(Records from a collection)
┌──

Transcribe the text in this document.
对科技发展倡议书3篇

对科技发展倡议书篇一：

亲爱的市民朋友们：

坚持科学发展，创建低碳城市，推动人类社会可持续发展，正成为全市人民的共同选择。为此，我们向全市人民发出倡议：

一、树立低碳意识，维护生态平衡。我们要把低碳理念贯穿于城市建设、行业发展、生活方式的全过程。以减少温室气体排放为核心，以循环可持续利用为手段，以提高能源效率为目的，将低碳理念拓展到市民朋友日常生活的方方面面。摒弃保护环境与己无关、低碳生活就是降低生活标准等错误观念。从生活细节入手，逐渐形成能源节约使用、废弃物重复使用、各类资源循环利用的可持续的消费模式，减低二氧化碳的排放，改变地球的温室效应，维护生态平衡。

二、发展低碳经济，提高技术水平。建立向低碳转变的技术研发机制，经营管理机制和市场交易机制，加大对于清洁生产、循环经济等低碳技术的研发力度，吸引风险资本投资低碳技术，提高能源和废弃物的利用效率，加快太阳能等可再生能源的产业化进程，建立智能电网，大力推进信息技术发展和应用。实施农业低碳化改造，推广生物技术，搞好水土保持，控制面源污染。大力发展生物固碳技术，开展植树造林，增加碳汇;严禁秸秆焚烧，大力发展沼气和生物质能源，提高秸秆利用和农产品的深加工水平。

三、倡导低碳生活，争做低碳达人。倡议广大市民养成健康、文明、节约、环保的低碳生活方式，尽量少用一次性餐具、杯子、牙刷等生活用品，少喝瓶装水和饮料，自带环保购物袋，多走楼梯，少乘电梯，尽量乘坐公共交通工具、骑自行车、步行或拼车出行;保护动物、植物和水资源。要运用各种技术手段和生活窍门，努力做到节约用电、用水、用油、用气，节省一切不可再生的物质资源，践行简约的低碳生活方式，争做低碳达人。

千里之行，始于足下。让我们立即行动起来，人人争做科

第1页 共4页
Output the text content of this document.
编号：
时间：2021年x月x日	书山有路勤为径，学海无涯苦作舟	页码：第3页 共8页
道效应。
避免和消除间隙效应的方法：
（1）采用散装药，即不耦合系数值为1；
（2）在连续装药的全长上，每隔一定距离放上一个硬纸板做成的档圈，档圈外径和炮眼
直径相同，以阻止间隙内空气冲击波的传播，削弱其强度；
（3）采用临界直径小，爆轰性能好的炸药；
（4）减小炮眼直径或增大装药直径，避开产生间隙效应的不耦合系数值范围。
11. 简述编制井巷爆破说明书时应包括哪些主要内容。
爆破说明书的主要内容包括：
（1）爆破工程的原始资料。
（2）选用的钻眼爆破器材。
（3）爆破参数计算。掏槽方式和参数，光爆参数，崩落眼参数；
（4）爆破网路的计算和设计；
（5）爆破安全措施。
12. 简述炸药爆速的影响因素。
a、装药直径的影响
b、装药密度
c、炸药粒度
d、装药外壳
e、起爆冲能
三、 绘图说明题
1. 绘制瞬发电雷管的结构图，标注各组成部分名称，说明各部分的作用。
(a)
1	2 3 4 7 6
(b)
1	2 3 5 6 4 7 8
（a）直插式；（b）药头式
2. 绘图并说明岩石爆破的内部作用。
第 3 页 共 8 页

└──

> Description of the task:
Extract all the material, leaving every line as it is.

> The result:
Transcribe the text in this document.
对科技发展倡议书3篇

对科技发展倡议书篇一：

亲爱的市民朋友们：

坚持科学发展，创建低碳城市，推动人类社会可持续发展，正成为全市人民的共同选择。为此，我们向全市人民发出倡议：

一、树立低碳意识，维护生态平衡。我们要把低碳理念贯穿于城市建设、行业发展、生活方式的全过程。以减少温室气体排放为核心，以循环可持续利用为手段，以提高能源效率为目的，将低碳理念拓展到市民朋友日常生活的方方面面。摒弃保护环境与己无关、低碳生活就是降低生活标准等错误观念。从生活细节入手，逐渐形成能源节约使用、废弃物重复使用、各类资源循环利用的可持续的消费模式，减低二氧化碳的排放，改变地球的温室效应，维护生态平衡。

二、发展低碳经济，提高技术水平。建立向低碳转变的技术研发机制，经营管理机制和市场交易机制，加大对于清洁生产、循环经济等低碳技术的研发力度，吸引风险资本投资低碳技术，提高能源和废弃物的利用效率，加快太阳能等可再生能源的产业化进程，建立智能电网，大力推进信息技术发展和应用。实施农业低碳化改造，推广生物技术，搞好水土保持，控制面源污染。大力发展生物固碳技术，开展植树造林，增加碳汇;严禁秸秆焚烧，大力发展沼气和生物质能源，提高秸秆利用和农产品的深加工水平。

三、倡导低碳生活，争做低碳达人。倡议广大市民养成健康、文明、节约、环保的低碳生活方式，尽量少用一次性餐具、杯子、牙刷等生活用品，少喝瓶装水和饮料，自带环保购物袋，多走楼梯，少乘电梯，尽量乘坐公共交通工具、骑自行车、步行或拼车出行;保护动物、植物和水资源。要运用各种技术手段和生活窍门，努力做到节约用电、用水、用油、用气，节省一切不可再生的物质资源，践行简约的低碳生活方式，争做低碳达人。

千里之行，始于足下。让我们立即行动起来，人人争做科

第1页 共4页
Output the text content of this document.
编号：
时间：2021年x月x日	书山有路勤为径，学海无涯苦作舟	页码：第3页 共8页
道效应。
避免和消除间隙效应的方法：
（1）采用散装药，即不耦合系数值为1；
（2）在连续装药的全长上，每隔一定距离放上一个硬纸板做成的档圈，档圈外径和炮眼
直径相同，以阻止间隙内空气冲击波的传播，削弱其强度；
（3）采用临界直径小，爆轰性能好的炸药；
（4）减小炮眼直径或增大装药直径，避开产生间隙效应的不耦合系数值范围。
11. 简述编制井巷爆破说明书时应包括哪些主要内容。
爆破说明书的主要内容包括：
（1）爆破工程的原始资料。
（2）选用的钻眼爆破器材。
（3）爆破参数计算。掏槽方式和参数，光爆参数，崩落眼参数；
（4）爆破网路的计算和设计；
（5）爆破安全措施。
12. 简述炸药爆速的影响因素。
a、装药直径的影响
b、装药密度
c、炸药粒度
d、装药外壳
e、起爆冲能
三、 绘图说明题
1. 绘制瞬发电雷管的结构图，标注各组成部分名称，说明各部分的作用。
(a)
1	2 3 4 7 6
(b)
1	2 3 5 6 4 7 8
（a）直插式；（b）药头式
2. 绘图并说明岩石爆破的内部作用。
第 3 页 共 8 页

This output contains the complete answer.